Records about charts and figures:
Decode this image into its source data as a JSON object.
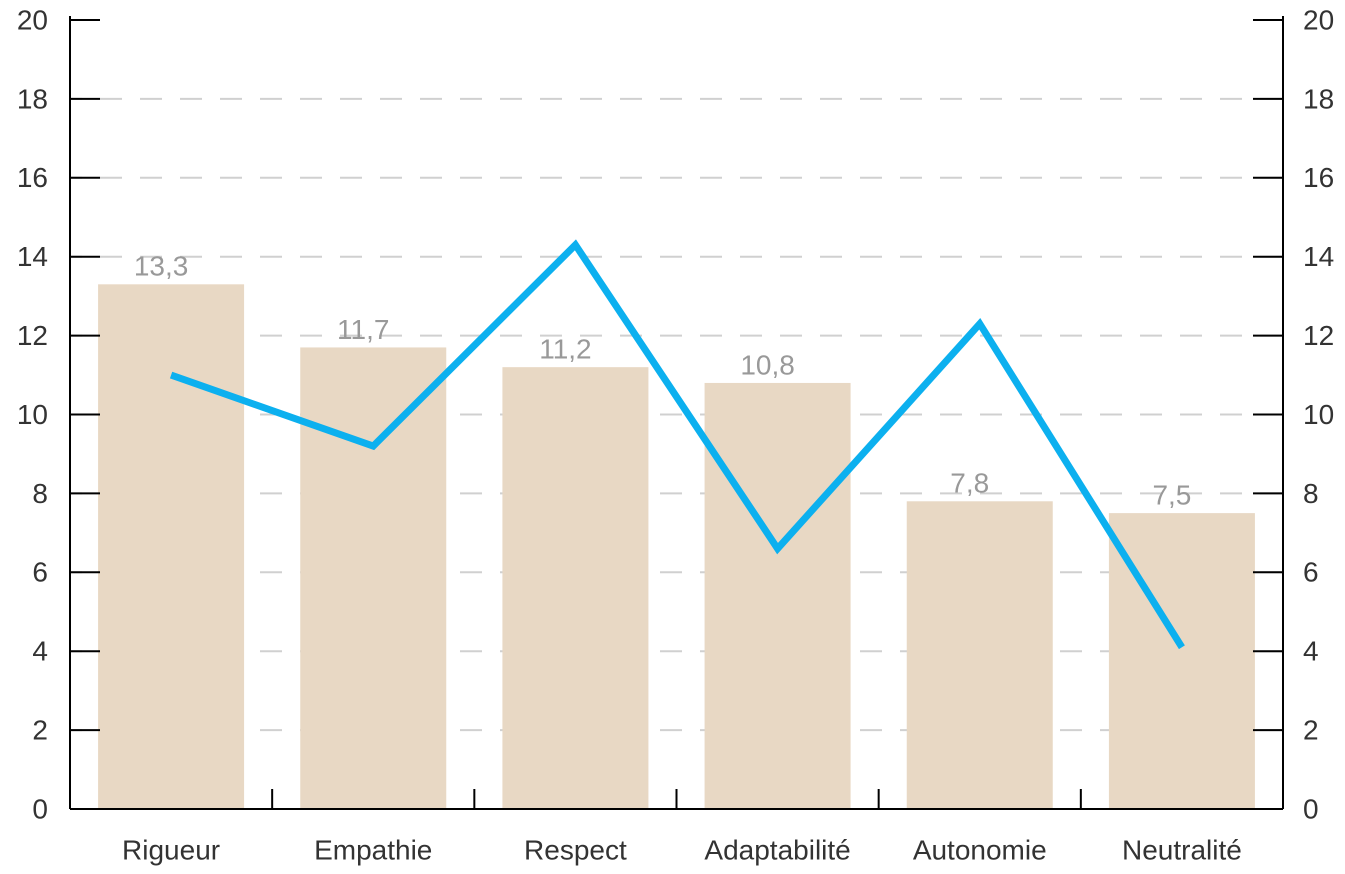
{
  "chart_data": {
    "type": "bar_line",
    "categories": [
      "Rigueur",
      "Empathie",
      "Respect",
      "Adaptabilité",
      "Autonomie",
      "Neutralité"
    ],
    "series": [
      {
        "type": "bar",
        "color": "#e8d8c4",
        "values": [
          13.3,
          11.7,
          11.2,
          10.8,
          7.8,
          7.5
        ],
        "value_labels": [
          "13,3",
          "11,7",
          "11,2",
          "10,8",
          "7,8",
          "7,5"
        ]
      },
      {
        "type": "line",
        "axis": "y2",
        "color": "#0cb0ef",
        "values": [
          11.0,
          9.2,
          14.3,
          6.6,
          12.3,
          4.1
        ]
      }
    ],
    "ylim": [
      0,
      20
    ],
    "yticks": [
      0,
      2,
      4,
      6,
      8,
      10,
      12,
      14,
      16,
      18,
      20
    ],
    "y2lim": [
      0,
      20
    ],
    "y2ticks": [
      0,
      2,
      4,
      6,
      8,
      10,
      12,
      14,
      16,
      18,
      20
    ],
    "grid": true
  }
}
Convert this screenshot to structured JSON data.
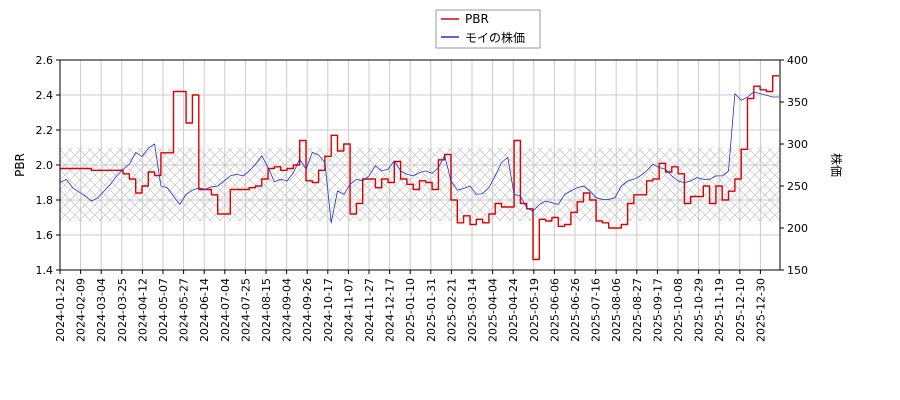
{
  "chart_data": {
    "type": "line",
    "x_dates": [
      "2024-01-22",
      "2024-02-09",
      "2024-03-04",
      "2024-03-25",
      "2024-04-12",
      "2024-05-07",
      "2024-05-27",
      "2024-06-14",
      "2024-07-04",
      "2024-07-25",
      "2024-08-15",
      "2024-09-04",
      "2024-09-26",
      "2024-10-17",
      "2024-11-07",
      "2024-11-27",
      "2024-12-17",
      "2025-01-10",
      "2025-01-31",
      "2025-02-21",
      "2025-03-14",
      "2025-04-04",
      "2025-04-24",
      "2025-05-19",
      "2025-06-06",
      "2025-06-26",
      "2025-07-16",
      "2025-08-06",
      "2025-08-27",
      "2025-09-17",
      "2025-10-08",
      "2025-10-29",
      "2025-11-19",
      "2025-12-10",
      "2025-12-30"
    ],
    "ylabel_left": "PBR",
    "ylabel_right": "株価",
    "ylim_left": [
      1.4,
      2.6
    ],
    "ylim_right": [
      150,
      400
    ],
    "yticks_left": [
      "1.4",
      "1.6",
      "1.8",
      "2.0",
      "2.2",
      "2.4",
      "2.6"
    ],
    "yticks_right": [
      "150",
      "200",
      "250",
      "300",
      "350",
      "400"
    ],
    "grid": true,
    "legend_position": "top-center",
    "hatched_band_left": [
      1.68,
      2.1
    ],
    "series": [
      {
        "name": "PBR",
        "axis": "left",
        "color": "#dd0000",
        "points": [
          [
            0,
            1.98
          ],
          [
            3,
            1.98
          ],
          [
            5,
            1.97
          ],
          [
            8,
            1.97
          ],
          [
            10,
            1.95
          ],
          [
            11,
            1.92
          ],
          [
            12,
            1.84
          ],
          [
            13,
            1.88
          ],
          [
            14,
            1.96
          ],
          [
            15,
            1.94
          ],
          [
            16,
            2.07
          ],
          [
            17,
            2.07
          ],
          [
            18,
            2.42
          ],
          [
            19,
            2.42
          ],
          [
            20,
            2.24
          ],
          [
            21,
            2.4
          ],
          [
            22,
            1.86
          ],
          [
            23,
            1.86
          ],
          [
            24,
            1.83
          ],
          [
            25,
            1.72
          ],
          [
            26,
            1.72
          ],
          [
            27,
            1.86
          ],
          [
            28,
            1.86
          ],
          [
            29,
            1.86
          ],
          [
            30,
            1.87
          ],
          [
            31,
            1.88
          ],
          [
            32,
            1.92
          ],
          [
            33,
            1.98
          ],
          [
            34,
            1.99
          ],
          [
            35,
            1.97
          ],
          [
            36,
            1.98
          ],
          [
            37,
            2.0
          ],
          [
            38,
            2.14
          ],
          [
            39,
            1.91
          ],
          [
            40,
            1.9
          ],
          [
            41,
            1.97
          ],
          [
            42,
            2.05
          ],
          [
            43,
            2.17
          ],
          [
            44,
            2.08
          ],
          [
            45,
            2.12
          ],
          [
            46,
            1.72
          ],
          [
            47,
            1.78
          ],
          [
            48,
            1.92
          ],
          [
            49,
            1.92
          ],
          [
            50,
            1.87
          ],
          [
            51,
            1.92
          ],
          [
            52,
            1.9
          ],
          [
            53,
            2.02
          ],
          [
            54,
            1.92
          ],
          [
            55,
            1.89
          ],
          [
            56,
            1.86
          ],
          [
            57,
            1.91
          ],
          [
            58,
            1.9
          ],
          [
            59,
            1.86
          ],
          [
            60,
            2.03
          ],
          [
            61,
            2.06
          ],
          [
            62,
            1.8
          ],
          [
            63,
            1.67
          ],
          [
            64,
            1.71
          ],
          [
            65,
            1.66
          ],
          [
            66,
            1.69
          ],
          [
            67,
            1.67
          ],
          [
            68,
            1.72
          ],
          [
            69,
            1.78
          ],
          [
            70,
            1.76
          ],
          [
            71,
            1.76
          ],
          [
            72,
            2.14
          ],
          [
            73,
            1.78
          ],
          [
            74,
            1.75
          ],
          [
            75,
            1.46
          ],
          [
            76,
            1.69
          ],
          [
            77,
            1.68
          ],
          [
            78,
            1.7
          ],
          [
            79,
            1.65
          ],
          [
            80,
            1.66
          ],
          [
            81,
            1.73
          ],
          [
            82,
            1.79
          ],
          [
            83,
            1.84
          ],
          [
            84,
            1.8
          ],
          [
            85,
            1.68
          ],
          [
            86,
            1.67
          ],
          [
            87,
            1.64
          ],
          [
            88,
            1.64
          ],
          [
            89,
            1.66
          ],
          [
            90,
            1.78
          ],
          [
            91,
            1.83
          ],
          [
            92,
            1.83
          ],
          [
            93,
            1.91
          ],
          [
            94,
            1.92
          ],
          [
            95,
            2.01
          ],
          [
            96,
            1.96
          ],
          [
            97,
            1.99
          ],
          [
            98,
            1.95
          ],
          [
            99,
            1.78
          ],
          [
            100,
            1.82
          ],
          [
            101,
            1.82
          ],
          [
            102,
            1.88
          ],
          [
            103,
            1.78
          ],
          [
            104,
            1.88
          ],
          [
            105,
            1.8
          ],
          [
            106,
            1.85
          ],
          [
            107,
            1.92
          ],
          [
            108,
            2.09
          ],
          [
            109,
            2.38
          ],
          [
            110,
            2.45
          ],
          [
            111,
            2.43
          ],
          [
            112,
            2.42
          ],
          [
            113,
            2.51
          ],
          [
            114,
            2.51
          ]
        ]
      },
      {
        "name": "モイの株価",
        "axis": "right",
        "color": "#2233cc",
        "points": [
          [
            0,
            254
          ],
          [
            1,
            258
          ],
          [
            2,
            248
          ],
          [
            3,
            243
          ],
          [
            4,
            238
          ],
          [
            5,
            232
          ],
          [
            6,
            236
          ],
          [
            7,
            244
          ],
          [
            8,
            252
          ],
          [
            9,
            262
          ],
          [
            10,
            270
          ],
          [
            11,
            276
          ],
          [
            12,
            290
          ],
          [
            13,
            285
          ],
          [
            14,
            295
          ],
          [
            15,
            300
          ],
          [
            16,
            250
          ],
          [
            17,
            248
          ],
          [
            18,
            238
          ],
          [
            19,
            228
          ],
          [
            20,
            240
          ],
          [
            21,
            245
          ],
          [
            22,
            248
          ],
          [
            23,
            246
          ],
          [
            24,
            249
          ],
          [
            25,
            250
          ],
          [
            26,
            256
          ],
          [
            27,
            262
          ],
          [
            28,
            264
          ],
          [
            29,
            262
          ],
          [
            30,
            268
          ],
          [
            31,
            276
          ],
          [
            32,
            286
          ],
          [
            33,
            272
          ],
          [
            34,
            255
          ],
          [
            35,
            258
          ],
          [
            36,
            256
          ],
          [
            37,
            266
          ],
          [
            38,
            282
          ],
          [
            39,
            270
          ],
          [
            40,
            290
          ],
          [
            41,
            287
          ],
          [
            42,
            278
          ],
          [
            43,
            206
          ],
          [
            44,
            244
          ],
          [
            45,
            240
          ],
          [
            46,
            252
          ],
          [
            47,
            258
          ],
          [
            48,
            256
          ],
          [
            49,
            262
          ],
          [
            50,
            274
          ],
          [
            51,
            268
          ],
          [
            52,
            270
          ],
          [
            53,
            280
          ],
          [
            54,
            268
          ],
          [
            55,
            264
          ],
          [
            56,
            262
          ],
          [
            57,
            266
          ],
          [
            58,
            268
          ],
          [
            59,
            265
          ],
          [
            60,
            272
          ],
          [
            61,
            286
          ],
          [
            62,
            256
          ],
          [
            63,
            245
          ],
          [
            64,
            247
          ],
          [
            65,
            250
          ],
          [
            66,
            240
          ],
          [
            67,
            241
          ],
          [
            68,
            248
          ],
          [
            69,
            262
          ],
          [
            70,
            278
          ],
          [
            71,
            284
          ],
          [
            72,
            240
          ],
          [
            73,
            238
          ],
          [
            74,
            224
          ],
          [
            75,
            220
          ],
          [
            76,
            228
          ],
          [
            77,
            232
          ],
          [
            78,
            230
          ],
          [
            79,
            228
          ],
          [
            80,
            240
          ],
          [
            81,
            244
          ],
          [
            82,
            248
          ],
          [
            83,
            250
          ],
          [
            84,
            244
          ],
          [
            85,
            236
          ],
          [
            86,
            234
          ],
          [
            87,
            234
          ],
          [
            88,
            236
          ],
          [
            89,
            250
          ],
          [
            90,
            256
          ],
          [
            91,
            258
          ],
          [
            92,
            262
          ],
          [
            93,
            268
          ],
          [
            94,
            276
          ],
          [
            95,
            272
          ],
          [
            96,
            270
          ],
          [
            97,
            262
          ],
          [
            98,
            256
          ],
          [
            99,
            254
          ],
          [
            100,
            256
          ],
          [
            101,
            260
          ],
          [
            102,
            258
          ],
          [
            103,
            258
          ],
          [
            104,
            262
          ],
          [
            105,
            262
          ],
          [
            106,
            268
          ],
          [
            107,
            360
          ],
          [
            108,
            352
          ],
          [
            109,
            356
          ],
          [
            110,
            362
          ],
          [
            111,
            360
          ],
          [
            112,
            358
          ],
          [
            113,
            356
          ],
          [
            114,
            356
          ]
        ]
      }
    ]
  }
}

→ JOB: Show every line from the listing above in which the string "type" appears.

→ RESULT FOR THIS TASK:
    "type": "bar_line",
        "type": "bar",
        "type": "line",
    "type": "line",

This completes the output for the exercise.